● **Written task**: Reproduce the full listing below unchanged, apart from the pictures.

>> Begin

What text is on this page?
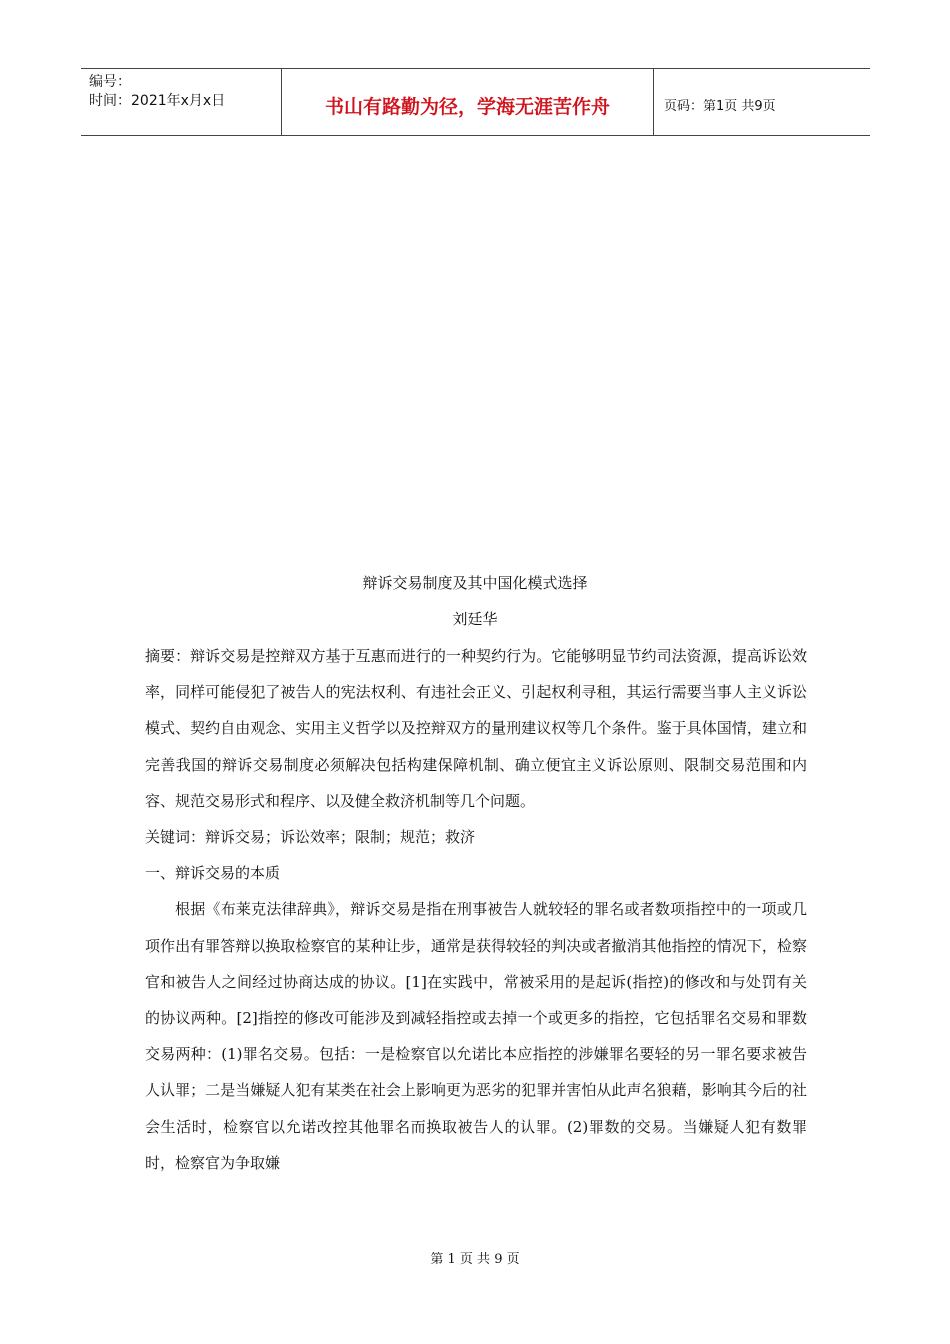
编号：
时间：2021年x月x日	书山有路勤为径，学海无涯苦作舟	页码：第1页 共9页
辩诉交易制度及其中国化模式选择
刘廷华

摘要：辩诉交易是控辩双方基于互惠而进行的一种契约行为。它能够明显节约司法资源，提高诉讼效率，同样可能侵犯了被告人的宪法权利、有违社会正义、引起权利寻租，其运行需要当事人主义诉讼模式、契约自由观念、实用主义哲学以及控辩双方的量刑建议权等几个条件。鉴于具体国情，建立和完善我国的辩诉交易制度必须解决包括构建保障机制、确立便宜主义诉讼原则、限制交易范围和内容、规范交易形式和程序、以及健全救济机制等几个问题。

关键词：辩诉交易；诉讼效率；限制；规范；救济

一、辩诉交易的本质

根据《布莱克法律辞典》，辩诉交易是指在刑事被告人就较轻的罪名或者数项指控中的一项或几项作出有罪答辩以换取检察官的某种让步，通常是获得较轻的判决或者撤消其他指控的情况下，检察官和被告人之间经过协商达成的协议。[1]在实践中，常被采用的是起诉(指控)的修改和与处罚有关的协议两种。[2]指控的修改可能涉及到减轻指控或去掉一个或更多的指控，它包括罪名交易和罪数交易两种：(1)罪名交易。包括：一是检察官以允诺比本应指控的涉嫌罪名要轻的另一罪名要求被告人认罪；二是当嫌疑人犯有某类在社会上影响更为恶劣的犯罪并害怕从此声名狼藉，影响其今后的社会生活时，检察官以允诺改控其他罪名而换取被告人的认罪。(2)罪数的交易。当嫌疑人犯有数罪时，检察官为争取嫌

第 1 页 共 9 页
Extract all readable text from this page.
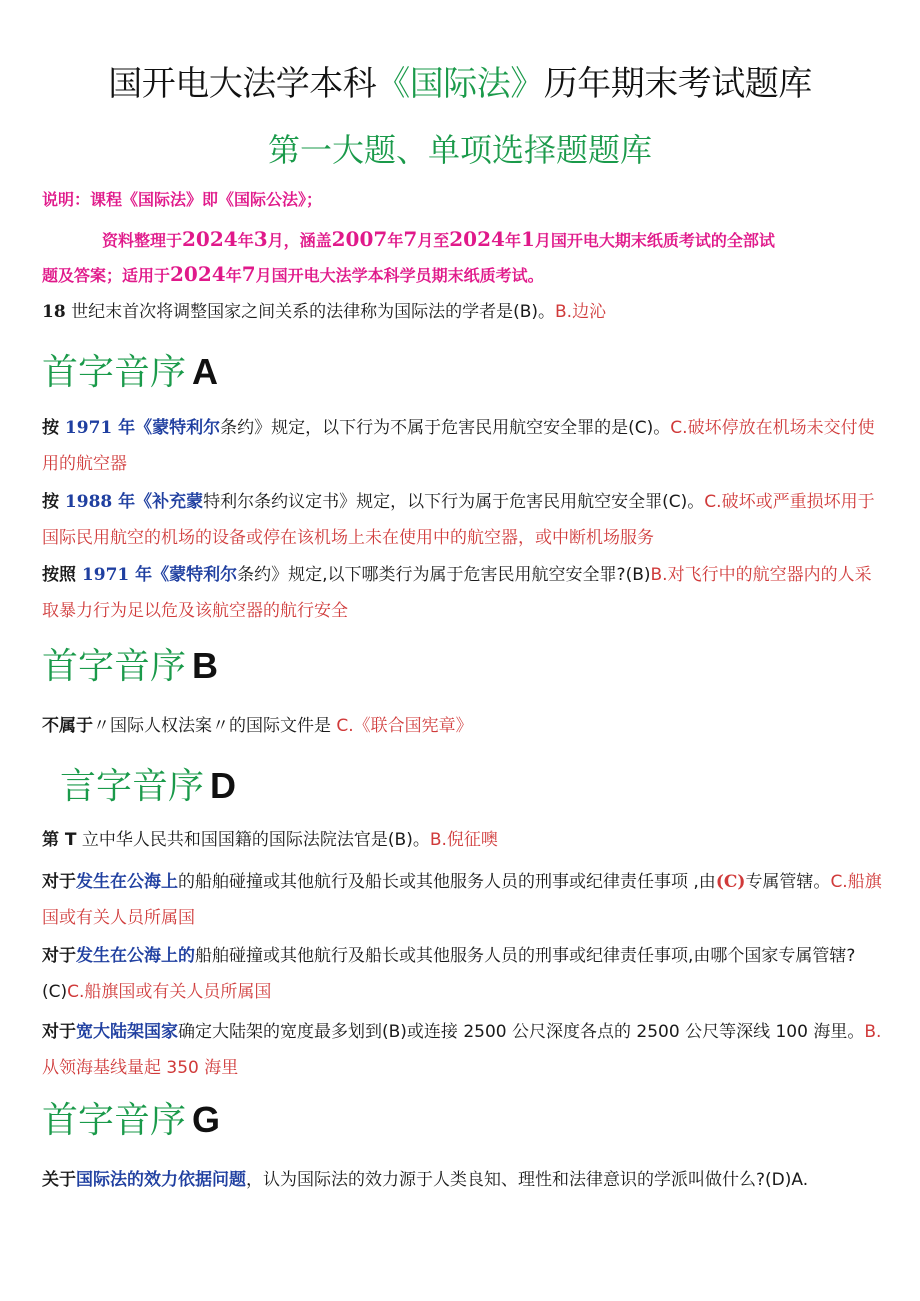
国开电大法学本科《国际法》历年期末考试题库
第一大题、单项选择题题库
说明：课程《国际法》即《国际公法》；
资料整理于2024年3月，涵盖2007年7月至2024年1月国开电大期末纸质考试的全部试
题及答案；适用于2024年7月国开电大法学本科学员期末纸质考试。
18 世纪末首次将调整国家之间关系的法律称为国际法的学者是(B)。B.边沁
首字音序 A
按 1971 年《蒙特利尔条约》规定，以下行为不属于危害民用航空安全罪的是(C)。C.破坏停放在机场未交付使用的航空器
按 1988 年《补充蒙特利尔条约议定书》规定，以下行为属于危害民用航空安全罪(C)。C.破坏或严重损坏用于国际民用航空的机场的设备或停在该机场上未在使用中的航空器，或中断机场服务
按照 1971 年《蒙特利尔条约》规定,以下哪类行为属于危害民用航空安全罪?(B)B.对飞行中的航空器内的人采取暴力行为足以危及该航空器的航行安全
首字音序 B
不属于〃国际人权法案〃的国际文件是 C.《联合国宪章》
言字音序 D
第 T 立中华人民共和国国籍的国际法院法官是(B)。B.倪征噢
对于发生在公海上的船舶碰撞或其他航行及船长或其他服务人员的刑事或纪律责任事项 ,由(C)专属管辖。C.船旗国或有关人员所属国
对于发生在公海上的船舶碰撞或其他航行及船长或其他服务人员的刑事或纪律责任事项,由哪个国家专属管辖?(C)C.船旗国或有关人员所属国
对于宽大陆架国家确定大陆架的宽度最多划到(B)或连接 2500 公尺深度各点的 2500 公尺等深线 100 海里。B.从领海基线量起 350 海里
首字音序 G
关于国际法的效力依据问题，认为国际法的效力源于人类良知、理性和法律意识的学派叫做什么?(D)A.
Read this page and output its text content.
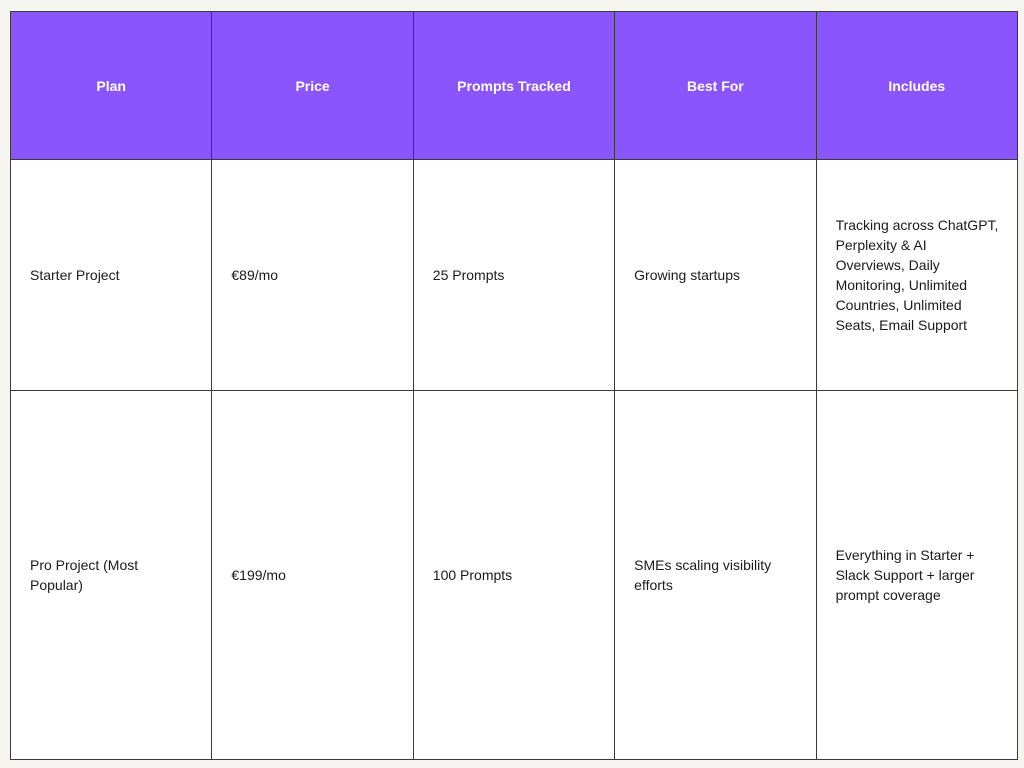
Plan	Price	Prompts Tracked	Best For	Includes
Starter Project	€89/mo	25 Prompts	Growing startups	Tracking across ChatGPT, Perplexity & AI Overviews, Daily Monitoring, Unlimited Countries, Unlimited Seats, Email Support
Pro Project (Most Popular)	€199/mo	100 Prompts	SMEs scaling visibility efforts	Everything in Starter + Slack Support + larger prompt coverage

>> End

● **Problem solution**:
What text is on this page?
编号：
时间：2021年x月x日	书山有路勤为径，学海无涯苦作舟	页码：第1页 共9页
辩诉交易制度及其中国化模式选择
刘廷华

摘要：辩诉交易是控辩双方基于互惠而进行的一种契约行为。它能够明显节约司法资源，提高诉讼效率，同样可能侵犯了被告人的宪法权利、有违社会正义、引起权利寻租，其运行需要当事人主义诉讼模式、契约自由观念、实用主义哲学以及控辩双方的量刑建议权等几个条件。鉴于具体国情，建立和完善我国的辩诉交易制度必须解决包括构建保障机制、确立便宜主义诉讼原则、限制交易范围和内容、规范交易形式和程序、以及健全救济机制等几个问题。

关键词：辩诉交易；诉讼效率；限制；规范；救济

一、辩诉交易的本质

根据《布莱克法律辞典》，辩诉交易是指在刑事被告人就较轻的罪名或者数项指控中的一项或几项作出有罪答辩以换取检察官的某种让步，通常是获得较轻的判决或者撤消其他指控的情况下，检察官和被告人之间经过协商达成的协议。[1]在实践中，常被采用的是起诉(指控)的修改和与处罚有关的协议两种。[2]指控的修改可能涉及到减轻指控或去掉一个或更多的指控，它包括罪名交易和罪数交易两种：(1)罪名交易。包括：一是检察官以允诺比本应指控的涉嫌罪名要轻的另一罪名要求被告人认罪；二是当嫌疑人犯有某类在社会上影响更为恶劣的犯罪并害怕从此声名狼藉，影响其今后的社会生活时，检察官以允诺改控其他罪名而换取被告人的认罪。(2)罪数的交易。当嫌疑人犯有数罪时，检察官为争取嫌

第 1 页 共 9 页
Extract all readable text from this page.
国开电大法学本科《国际法》历年期末考试题库
第一大题、单项选择题题库
说明：课程《国际法》即《国际公法》；
资料整理于2024年3月，涵盖2007年7月至2024年1月国开电大期末纸质考试的全部试
题及答案；适用于2024年7月国开电大法学本科学员期末纸质考试。
18 世纪末首次将调整国家之间关系的法律称为国际法的学者是(B)。B.边沁
首字音序 A
按 1971 年《蒙特利尔条约》规定，以下行为不属于危害民用航空安全罪的是(C)。C.破坏停放在机场未交付使用的航空器
按 1988 年《补充蒙特利尔条约议定书》规定，以下行为属于危害民用航空安全罪(C)。C.破坏或严重损坏用于国际民用航空的机场的设备或停在该机场上未在使用中的航空器，或中断机场服务
按照 1971 年《蒙特利尔条约》规定,以下哪类行为属于危害民用航空安全罪?(B)B.对飞行中的航空器内的人采取暴力行为足以危及该航空器的航行安全
首字音序 B
不属于〃国际人权法案〃的国际文件是 C.《联合国宪章》
言字音序 D
第 T 立中华人民共和国国籍的国际法院法官是(B)。B.倪征噢
对于发生在公海上的船舶碰撞或其他航行及船长或其他服务人员的刑事或纪律责任事项 ,由(C)专属管辖。C.船旗国或有关人员所属国
对于发生在公海上的船舶碰撞或其他航行及船长或其他服务人员的刑事或纪律责任事项,由哪个国家专属管辖?(C)C.船旗国或有关人员所属国
对于宽大陆架国家确定大陆架的宽度最多划到(B)或连接 2500 公尺深度各点的 2500 公尺等深线 100 海里。B.从领海基线量起 350 海里
首字音序 G
关于国际法的效力依据问题，认为国际法的效力源于人类良知、理性和法律意识的学派叫做什么?(D)A.
Read this page and output its text content.
Plan	Price	Prompts Tracked	Best For	Includes
Starter Project	€89/mo	25 Prompts	Growing startups	Tracking across ChatGPT, Perplexity & AI Overviews, Daily Monitoring, Unlimited Countries, Unlimited Seats, Email Support
Pro Project (Most Popular)	€199/mo	100 Prompts	SMEs scaling visibility efforts	Everything in Starter + Slack Support + larger prompt coverage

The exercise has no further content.